* Stored records *
= = = = = = =

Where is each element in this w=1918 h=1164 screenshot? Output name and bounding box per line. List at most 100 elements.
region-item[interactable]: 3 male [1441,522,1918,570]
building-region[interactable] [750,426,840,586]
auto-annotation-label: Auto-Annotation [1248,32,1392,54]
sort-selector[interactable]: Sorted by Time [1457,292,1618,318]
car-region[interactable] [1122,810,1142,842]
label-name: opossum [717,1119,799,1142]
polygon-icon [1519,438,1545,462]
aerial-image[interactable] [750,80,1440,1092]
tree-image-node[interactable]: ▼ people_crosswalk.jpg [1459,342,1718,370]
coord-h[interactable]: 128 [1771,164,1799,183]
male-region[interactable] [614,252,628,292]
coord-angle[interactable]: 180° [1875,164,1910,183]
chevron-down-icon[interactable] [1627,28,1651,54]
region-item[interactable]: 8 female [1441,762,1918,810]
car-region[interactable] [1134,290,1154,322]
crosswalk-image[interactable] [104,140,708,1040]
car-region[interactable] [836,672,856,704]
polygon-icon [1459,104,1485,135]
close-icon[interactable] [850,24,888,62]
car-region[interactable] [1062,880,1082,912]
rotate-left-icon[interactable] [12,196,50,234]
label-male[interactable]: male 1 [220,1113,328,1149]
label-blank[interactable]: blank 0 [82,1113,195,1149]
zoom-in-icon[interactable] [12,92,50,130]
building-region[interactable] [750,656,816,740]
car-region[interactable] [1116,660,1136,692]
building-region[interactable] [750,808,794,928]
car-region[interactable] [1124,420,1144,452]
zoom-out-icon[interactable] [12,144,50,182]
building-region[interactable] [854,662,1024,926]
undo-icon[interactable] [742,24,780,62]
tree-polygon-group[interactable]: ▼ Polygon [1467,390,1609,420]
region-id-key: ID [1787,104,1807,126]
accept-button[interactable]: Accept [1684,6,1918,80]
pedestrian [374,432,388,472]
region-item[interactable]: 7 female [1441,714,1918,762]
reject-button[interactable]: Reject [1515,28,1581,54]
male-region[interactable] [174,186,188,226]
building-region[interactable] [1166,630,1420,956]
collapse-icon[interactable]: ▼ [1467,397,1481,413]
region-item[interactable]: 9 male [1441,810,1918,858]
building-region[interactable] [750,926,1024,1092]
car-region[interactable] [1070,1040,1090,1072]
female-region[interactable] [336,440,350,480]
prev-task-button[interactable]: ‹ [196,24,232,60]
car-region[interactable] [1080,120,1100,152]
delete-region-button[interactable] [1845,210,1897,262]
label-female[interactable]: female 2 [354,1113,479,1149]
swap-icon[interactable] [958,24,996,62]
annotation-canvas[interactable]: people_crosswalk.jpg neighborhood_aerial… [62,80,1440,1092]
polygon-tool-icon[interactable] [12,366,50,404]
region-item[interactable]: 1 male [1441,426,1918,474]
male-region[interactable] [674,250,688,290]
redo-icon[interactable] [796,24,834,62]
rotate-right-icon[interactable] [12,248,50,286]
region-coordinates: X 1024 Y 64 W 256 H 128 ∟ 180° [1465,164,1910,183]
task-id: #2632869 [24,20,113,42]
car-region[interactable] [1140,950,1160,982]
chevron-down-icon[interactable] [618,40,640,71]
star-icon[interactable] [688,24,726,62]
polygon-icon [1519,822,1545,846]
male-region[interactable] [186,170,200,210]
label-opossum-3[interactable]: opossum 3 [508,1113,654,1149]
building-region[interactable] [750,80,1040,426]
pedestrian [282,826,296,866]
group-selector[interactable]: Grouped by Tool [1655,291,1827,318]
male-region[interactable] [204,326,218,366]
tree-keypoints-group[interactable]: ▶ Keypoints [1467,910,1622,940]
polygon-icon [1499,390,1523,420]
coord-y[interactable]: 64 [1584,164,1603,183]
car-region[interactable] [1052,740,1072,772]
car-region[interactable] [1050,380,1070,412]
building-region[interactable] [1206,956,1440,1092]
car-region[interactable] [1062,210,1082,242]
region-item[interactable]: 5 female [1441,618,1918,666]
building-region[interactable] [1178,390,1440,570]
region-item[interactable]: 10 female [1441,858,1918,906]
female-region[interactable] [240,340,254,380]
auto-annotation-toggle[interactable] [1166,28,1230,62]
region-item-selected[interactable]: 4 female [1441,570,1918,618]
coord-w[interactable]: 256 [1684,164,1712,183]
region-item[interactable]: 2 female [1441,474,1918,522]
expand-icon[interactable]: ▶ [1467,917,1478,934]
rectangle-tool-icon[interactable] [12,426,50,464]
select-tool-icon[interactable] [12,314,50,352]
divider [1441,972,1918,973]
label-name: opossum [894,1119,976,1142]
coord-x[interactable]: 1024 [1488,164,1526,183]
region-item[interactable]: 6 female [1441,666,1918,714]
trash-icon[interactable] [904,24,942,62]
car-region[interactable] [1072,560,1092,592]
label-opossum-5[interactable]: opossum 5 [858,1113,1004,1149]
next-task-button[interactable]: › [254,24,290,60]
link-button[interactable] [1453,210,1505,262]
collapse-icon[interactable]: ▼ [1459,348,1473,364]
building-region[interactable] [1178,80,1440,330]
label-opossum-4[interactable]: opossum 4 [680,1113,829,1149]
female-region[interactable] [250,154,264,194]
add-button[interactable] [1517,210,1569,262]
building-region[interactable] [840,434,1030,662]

= = = = = = =

* What to do *
Switch every "building-region" in the items above to "structure-region" and write out all the lines again, leaving everything else the same.

* Complete output *
Where is each element in this w=1918 h=1164 screenshot? Output name and bounding box per line. List at most 100 elements.
region-item[interactable]: 3 male [1441,522,1918,570]
structure-region[interactable] [750,426,840,586]
auto-annotation-label: Auto-Annotation [1248,32,1392,54]
sort-selector[interactable]: Sorted by Time [1457,292,1618,318]
car-region[interactable] [1122,810,1142,842]
label-name: opossum [717,1119,799,1142]
polygon-icon [1519,438,1545,462]
aerial-image[interactable] [750,80,1440,1092]
tree-image-node[interactable]: ▼ people_crosswalk.jpg [1459,342,1718,370]
coord-h[interactable]: 128 [1771,164,1799,183]
male-region[interactable] [614,252,628,292]
coord-angle[interactable]: 180° [1875,164,1910,183]
chevron-down-icon[interactable] [1627,28,1651,54]
region-item[interactable]: 8 female [1441,762,1918,810]
car-region[interactable] [1134,290,1154,322]
crosswalk-image[interactable] [104,140,708,1040]
car-region[interactable] [836,672,856,704]
polygon-icon [1459,104,1485,135]
close-icon[interactable] [850,24,888,62]
car-region[interactable] [1062,880,1082,912]
rotate-left-icon[interactable] [12,196,50,234]
label-male[interactable]: male 1 [220,1113,328,1149]
label-blank[interactable]: blank 0 [82,1113,195,1149]
zoom-in-icon[interactable] [12,92,50,130]
structure-region[interactable] [750,656,816,740]
car-region[interactable] [1116,660,1136,692]
structure-region[interactable] [750,808,794,928]
car-region[interactable] [1124,420,1144,452]
zoom-out-icon[interactable] [12,144,50,182]
structure-region[interactable] [854,662,1024,926]
undo-icon[interactable] [742,24,780,62]
tree-polygon-group[interactable]: ▼ Polygon [1467,390,1609,420]
region-id-key: ID [1787,104,1807,126]
accept-button[interactable]: Accept [1684,6,1918,80]
pedestrian [374,432,388,472]
region-item[interactable]: 7 female [1441,714,1918,762]
reject-button[interactable]: Reject [1515,28,1581,54]
male-region[interactable] [174,186,188,226]
structure-region[interactable] [1166,630,1420,956]
collapse-icon[interactable]: ▼ [1467,397,1481,413]
region-item[interactable]: 9 male [1441,810,1918,858]
structure-region[interactable] [750,926,1024,1092]
car-region[interactable] [1070,1040,1090,1072]
female-region[interactable] [336,440,350,480]
prev-task-button[interactable]: ‹ [196,24,232,60]
car-region[interactable] [1080,120,1100,152]
delete-region-button[interactable] [1845,210,1897,262]
label-female[interactable]: female 2 [354,1113,479,1149]
swap-icon[interactable] [958,24,996,62]
annotation-canvas[interactable]: people_crosswalk.jpg neighborhood_aerial… [62,80,1440,1092]
polygon-tool-icon[interactable] [12,366,50,404]
region-item[interactable]: 1 male [1441,426,1918,474]
male-region[interactable] [674,250,688,290]
redo-icon[interactable] [796,24,834,62]
rotate-right-icon[interactable] [12,248,50,286]
region-coordinates: X 1024 Y 64 W 256 H 128 ∟ 180° [1465,164,1910,183]
task-id: #2632869 [24,20,113,42]
car-region[interactable] [1140,950,1160,982]
chevron-down-icon[interactable] [618,40,640,71]
star-icon[interactable] [688,24,726,62]
polygon-icon [1519,822,1545,846]
male-region[interactable] [186,170,200,210]
label-opossum-3[interactable]: opossum 3 [508,1113,654,1149]
structure-region[interactable] [750,80,1040,426]
pedestrian [282,826,296,866]
group-selector[interactable]: Grouped by Tool [1655,291,1827,318]
male-region[interactable] [204,326,218,366]
tree-keypoints-group[interactable]: ▶ Keypoints [1467,910,1622,940]
polygon-icon [1499,390,1523,420]
coord-y[interactable]: 64 [1584,164,1603,183]
car-region[interactable] [1052,740,1072,772]
car-region[interactable] [1050,380,1070,412]
structure-region[interactable] [1206,956,1440,1092]
car-region[interactable] [1062,210,1082,242]
region-item[interactable]: 5 female [1441,618,1918,666]
structure-region[interactable] [1178,390,1440,570]
region-item[interactable]: 10 female [1441,858,1918,906]
female-region[interactable] [240,340,254,380]
auto-annotation-toggle[interactable] [1166,28,1230,62]
region-item-selected[interactable]: 4 female [1441,570,1918,618]
coord-w[interactable]: 256 [1684,164,1712,183]
region-item[interactable]: 2 female [1441,474,1918,522]
expand-icon[interactable]: ▶ [1467,917,1478,934]
rectangle-tool-icon[interactable] [12,426,50,464]
select-tool-icon[interactable] [12,314,50,352]
divider [1441,972,1918,973]
label-name: opossum [894,1119,976,1142]
coord-x[interactable]: 1024 [1488,164,1526,183]
region-item[interactable]: 6 female [1441,666,1918,714]
trash-icon[interactable] [904,24,942,62]
car-region[interactable] [1072,560,1092,592]
label-opossum-5[interactable]: opossum 5 [858,1113,1004,1149]
next-task-button[interactable]: › [254,24,290,60]
link-button[interactable] [1453,210,1505,262]
collapse-icon[interactable]: ▼ [1459,348,1473,364]
structure-region[interactable] [1178,80,1440,330]
label-opossum-4[interactable]: opossum 4 [680,1113,829,1149]
female-region[interactable] [250,154,264,194]
add-button[interactable] [1517,210,1569,262]
structure-region[interactable] [840,434,1030,662]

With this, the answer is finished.